Exercise text -
◇ ◇ ◇ ◇
According to a story from UToledo News, a recent study conducted as the school’s College of Medicine and Life Sciences may make it easier for postural orthostatic tachycardia syndrome (POTS) to be diagnosed. The findings also suggest that the condition may be autoimmune in origin. Some studies suggest that as many as 3 million Americans may be affected by POTS, but difficulties in diagnosis makes it hard to identify patients.
About Postural Orthostatic Tachycardia Syndrome (POTS)
Postural orthostatic tachycardia syndrome (POTS) is a condition that is characterized by an abrupt increase in heart rate when the patient changes from a lying position to a standing one. The cause of POTS is not well understood in all cases and can vary considerably. In some cases, it can appear as a complication related to another illness. About 50 percent of cases of POTS are associated with a recent viral infection. Other risks include low blood volume, chronic fatigue syndrome, and deconditioning during recovery from another illness. Symptoms include fatigue, sleep problems, fainting, acrocyanosis, blurred vision, cognitive problems, palpitations, light-headedness, and headaches. Treatment involves a variety of medications (used off label), and lifestyle changes such as staying hydrated, increased salt intake, avoiding alcohol, caffeine, and prolonged exercise, and eating food in small portions. To learn more about POTS, click here.
Making Diagnosis Easier
The difficulty with POTS is that it is primarily diagnosed based on clinical signs, which can vary from person to person. However, this study could make diagnosis as simple as taking a blood test. The reason diagnosis could become so much simpler is because of a stunning revelation uncovered by the study: as many as 89 percent of patients present with abnormally high levels of adrenergic alpha 1 receptor autoantibodies. This is nearly a sure sign that POTS originates due to an autoimmune mechanism, at least most of the time.
These autoantibodies could play a critical role as a POTS biomarker. In theory, if a patient is experiencing symptoms associated with POTS, a blood test that could detect elevated levels of this autoantibody could decisively confirm the diagnosis. While more research will help solidify these findings, which also have significant implications for the treatment of the condition, the discovery represents a significant advancement in the understanding of this disorder.
◇ ◇ ◇ ◇
Extracted information -
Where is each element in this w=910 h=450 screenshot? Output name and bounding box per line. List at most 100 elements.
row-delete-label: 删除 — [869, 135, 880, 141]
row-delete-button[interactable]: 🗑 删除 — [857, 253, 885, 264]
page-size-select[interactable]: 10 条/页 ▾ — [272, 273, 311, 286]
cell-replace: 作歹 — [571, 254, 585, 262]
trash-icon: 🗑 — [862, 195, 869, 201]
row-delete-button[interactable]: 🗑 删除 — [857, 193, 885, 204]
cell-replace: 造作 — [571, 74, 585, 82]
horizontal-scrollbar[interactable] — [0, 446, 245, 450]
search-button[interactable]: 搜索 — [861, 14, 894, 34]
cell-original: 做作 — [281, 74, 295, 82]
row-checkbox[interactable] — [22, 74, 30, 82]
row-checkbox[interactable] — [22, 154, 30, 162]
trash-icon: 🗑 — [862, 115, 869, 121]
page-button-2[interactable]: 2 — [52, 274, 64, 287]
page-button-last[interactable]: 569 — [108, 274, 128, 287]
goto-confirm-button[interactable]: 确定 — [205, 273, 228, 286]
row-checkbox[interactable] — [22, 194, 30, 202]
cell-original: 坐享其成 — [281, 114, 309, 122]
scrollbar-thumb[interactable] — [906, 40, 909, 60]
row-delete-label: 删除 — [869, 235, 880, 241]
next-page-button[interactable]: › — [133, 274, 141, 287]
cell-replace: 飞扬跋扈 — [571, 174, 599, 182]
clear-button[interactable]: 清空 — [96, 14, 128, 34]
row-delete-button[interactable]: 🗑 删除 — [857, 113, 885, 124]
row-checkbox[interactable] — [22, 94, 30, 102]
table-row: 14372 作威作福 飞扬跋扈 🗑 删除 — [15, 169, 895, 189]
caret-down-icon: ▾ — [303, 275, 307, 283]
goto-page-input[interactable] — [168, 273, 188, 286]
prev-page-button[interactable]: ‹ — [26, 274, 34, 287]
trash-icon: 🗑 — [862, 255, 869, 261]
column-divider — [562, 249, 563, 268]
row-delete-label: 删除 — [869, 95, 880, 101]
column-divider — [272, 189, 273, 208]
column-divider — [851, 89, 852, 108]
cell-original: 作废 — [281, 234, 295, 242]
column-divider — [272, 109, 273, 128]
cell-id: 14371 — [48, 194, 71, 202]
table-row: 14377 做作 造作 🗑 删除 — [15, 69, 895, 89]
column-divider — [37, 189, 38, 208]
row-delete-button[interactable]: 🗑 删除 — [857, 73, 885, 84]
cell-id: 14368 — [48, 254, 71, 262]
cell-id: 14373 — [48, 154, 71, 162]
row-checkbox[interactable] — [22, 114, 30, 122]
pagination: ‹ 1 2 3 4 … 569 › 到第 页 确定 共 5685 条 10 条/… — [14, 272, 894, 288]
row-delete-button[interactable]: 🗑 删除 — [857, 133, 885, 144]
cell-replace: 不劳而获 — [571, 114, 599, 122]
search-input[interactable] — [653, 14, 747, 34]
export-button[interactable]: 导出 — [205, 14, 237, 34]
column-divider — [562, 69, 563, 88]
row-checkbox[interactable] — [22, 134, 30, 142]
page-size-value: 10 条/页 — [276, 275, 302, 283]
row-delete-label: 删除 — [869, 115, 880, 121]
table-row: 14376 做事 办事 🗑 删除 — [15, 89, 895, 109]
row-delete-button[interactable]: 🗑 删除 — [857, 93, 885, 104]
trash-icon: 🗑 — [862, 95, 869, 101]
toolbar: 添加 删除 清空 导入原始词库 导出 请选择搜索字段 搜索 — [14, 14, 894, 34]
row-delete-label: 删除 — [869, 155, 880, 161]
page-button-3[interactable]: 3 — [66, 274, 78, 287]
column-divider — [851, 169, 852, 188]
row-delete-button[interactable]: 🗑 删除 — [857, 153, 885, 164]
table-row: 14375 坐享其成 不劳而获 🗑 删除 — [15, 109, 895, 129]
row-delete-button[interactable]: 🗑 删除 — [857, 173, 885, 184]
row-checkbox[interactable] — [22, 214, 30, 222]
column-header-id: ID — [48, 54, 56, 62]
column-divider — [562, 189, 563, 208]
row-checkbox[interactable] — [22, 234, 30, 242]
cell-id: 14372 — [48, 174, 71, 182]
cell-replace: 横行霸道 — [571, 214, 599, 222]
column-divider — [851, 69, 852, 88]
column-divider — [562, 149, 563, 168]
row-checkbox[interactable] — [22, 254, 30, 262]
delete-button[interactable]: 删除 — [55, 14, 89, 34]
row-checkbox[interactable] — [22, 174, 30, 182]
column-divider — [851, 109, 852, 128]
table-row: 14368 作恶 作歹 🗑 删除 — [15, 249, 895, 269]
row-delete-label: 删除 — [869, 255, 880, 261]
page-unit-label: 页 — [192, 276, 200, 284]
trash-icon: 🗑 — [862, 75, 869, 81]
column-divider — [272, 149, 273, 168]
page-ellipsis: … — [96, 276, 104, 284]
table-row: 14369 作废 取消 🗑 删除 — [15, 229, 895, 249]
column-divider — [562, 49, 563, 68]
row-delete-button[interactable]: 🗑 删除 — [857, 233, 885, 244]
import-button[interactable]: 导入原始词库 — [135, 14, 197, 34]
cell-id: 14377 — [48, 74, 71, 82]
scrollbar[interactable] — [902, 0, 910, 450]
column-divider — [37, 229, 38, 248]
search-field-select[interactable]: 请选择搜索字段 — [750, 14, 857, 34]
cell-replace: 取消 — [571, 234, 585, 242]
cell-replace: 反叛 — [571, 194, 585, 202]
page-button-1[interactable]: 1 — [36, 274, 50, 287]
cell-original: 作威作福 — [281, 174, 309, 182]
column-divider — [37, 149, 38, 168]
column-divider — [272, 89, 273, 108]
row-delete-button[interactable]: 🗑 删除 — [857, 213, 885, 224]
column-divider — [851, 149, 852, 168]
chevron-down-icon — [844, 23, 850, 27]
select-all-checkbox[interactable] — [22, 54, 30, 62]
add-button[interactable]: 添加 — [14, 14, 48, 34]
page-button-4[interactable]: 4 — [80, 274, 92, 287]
◇ ◇ ◇ ◇
Assignment -
Return the passage of the POTS article that begins with "According to a" and ends after "About Postural Orthostatic Tachycardia Syndrome (POTS)", copied word for word. The listing is taken from a separate source.

Answer section -
According to a story from UToledo News, a recent study conducted as the school’s College of Medicine and Life Sciences may make it easier for postural orthostatic tachycardia syndrome (POTS) to be diagnosed. The findings also suggest that the condition may be autoimmune in origin. Some studies suggest that as many as 3 million Americans may be affected by POTS, but difficulties in diagnosis makes it hard to identify patients.
About Postural Orthostatic Tachycardia Syndrome (POTS)